The task: Give a verbatim quotation of every record.

──────────────────────────────

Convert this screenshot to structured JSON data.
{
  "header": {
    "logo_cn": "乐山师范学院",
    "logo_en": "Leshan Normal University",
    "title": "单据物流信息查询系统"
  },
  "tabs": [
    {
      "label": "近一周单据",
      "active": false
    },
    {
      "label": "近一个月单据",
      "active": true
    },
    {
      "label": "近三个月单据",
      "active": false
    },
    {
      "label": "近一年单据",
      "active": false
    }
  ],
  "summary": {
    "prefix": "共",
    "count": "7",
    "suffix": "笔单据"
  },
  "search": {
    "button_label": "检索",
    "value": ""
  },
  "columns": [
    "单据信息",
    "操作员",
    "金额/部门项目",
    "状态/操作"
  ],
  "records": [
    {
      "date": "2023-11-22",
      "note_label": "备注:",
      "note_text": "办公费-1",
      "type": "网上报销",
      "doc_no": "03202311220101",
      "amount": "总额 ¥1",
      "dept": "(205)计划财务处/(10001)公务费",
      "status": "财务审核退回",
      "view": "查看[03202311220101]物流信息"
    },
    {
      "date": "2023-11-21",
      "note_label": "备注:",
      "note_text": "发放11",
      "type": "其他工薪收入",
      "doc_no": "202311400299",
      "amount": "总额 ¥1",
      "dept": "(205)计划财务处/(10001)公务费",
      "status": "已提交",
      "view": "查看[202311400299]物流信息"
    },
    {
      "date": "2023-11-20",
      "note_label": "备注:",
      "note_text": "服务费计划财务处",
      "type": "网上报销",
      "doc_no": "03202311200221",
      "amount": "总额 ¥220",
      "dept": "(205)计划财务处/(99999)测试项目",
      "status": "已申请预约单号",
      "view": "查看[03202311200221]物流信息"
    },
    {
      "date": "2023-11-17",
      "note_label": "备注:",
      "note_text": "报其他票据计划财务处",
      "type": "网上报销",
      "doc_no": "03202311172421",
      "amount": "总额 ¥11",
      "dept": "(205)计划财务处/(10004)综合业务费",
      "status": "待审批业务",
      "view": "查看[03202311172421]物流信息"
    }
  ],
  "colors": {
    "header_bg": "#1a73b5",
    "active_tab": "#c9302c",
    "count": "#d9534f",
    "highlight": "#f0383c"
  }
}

──────────────────────────────

Result of this task:
Convert this screenshot to structured JSON data.
{
  "header": {
    "logo_cn": "乐山师范学院",
    "logo_en": "Leshan Normal University",
    "title": "单据物流信息查询系统"
  },
  "tabs": [
    {
      "label": "近一周单据",
      "active": false
    },
    {
      "label": "近一个月单据",
      "active": true
    },
    {
      "label": "近三个月单据",
      "active": false
    },
    {
      "label": "近一年单据",
      "active": false
    }
  ],
  "summary": {
    "prefix": "共",
    "count": "7",
    "suffix": "笔单据"
  },
  "search": {
    "button_label": "检索",
    "value": ""
  },
  "columns": [
    "单据信息",
    "操作员",
    "金额/部门项目",
    "状态/操作"
  ],
  "records": [
    {
      "date": "2023-11-22",
      "note_label": "备注:",
      "note_text": "办公费-1",
      "type": "网上报销",
      "doc_no": "03202311220101",
      "amount": "总额 ¥1",
      "dept": "(205)计划财务处/(10001)公务费",
      "status": "财务审核退回",
      "view": "查看[03202311220101]物流信息"
    },
    {
      "date": "2023-11-21",
      "note_label": "备注:",
      "note_text": "发放11",
      "type": "其他工薪收入",
      "doc_no": "202311400299",
      "amount": "总额 ¥1",
      "dept": "(205)计划财务处/(10001)公务费",
      "status": "已提交",
      "view": "查看[202311400299]物流信息"
    },
    {
      "date": "2023-11-20",
      "note_label": "备注:",
      "note_text": "服务费计划财务处",
      "type": "网上报销",
      "doc_no": "03202311200221",
      "amount": "总额 ¥220",
      "dept": "(205)计划财务处/(99999)测试项目",
      "status": "已申请预约单号",
      "view": "查看[03202311200221]物流信息"
    },
    {
      "date": "2023-11-17",
      "note_label": "备注:",
      "note_text": "报其他票据计划财务处",
      "type": "网上报销",
      "doc_no": "03202311172421",
      "amount": "总额 ¥11",
      "dept": "(205)计划财务处/(10004)综合业务费",
      "status": "待审批业务",
      "view": "查看[03202311172421]物流信息"
    }
  ],
  "colors": {
    "header_bg": "#1a73b5",
    "active_tab": "#c9302c",
    "count": "#d9534f",
    "highlight": "#f0383c"
  }
}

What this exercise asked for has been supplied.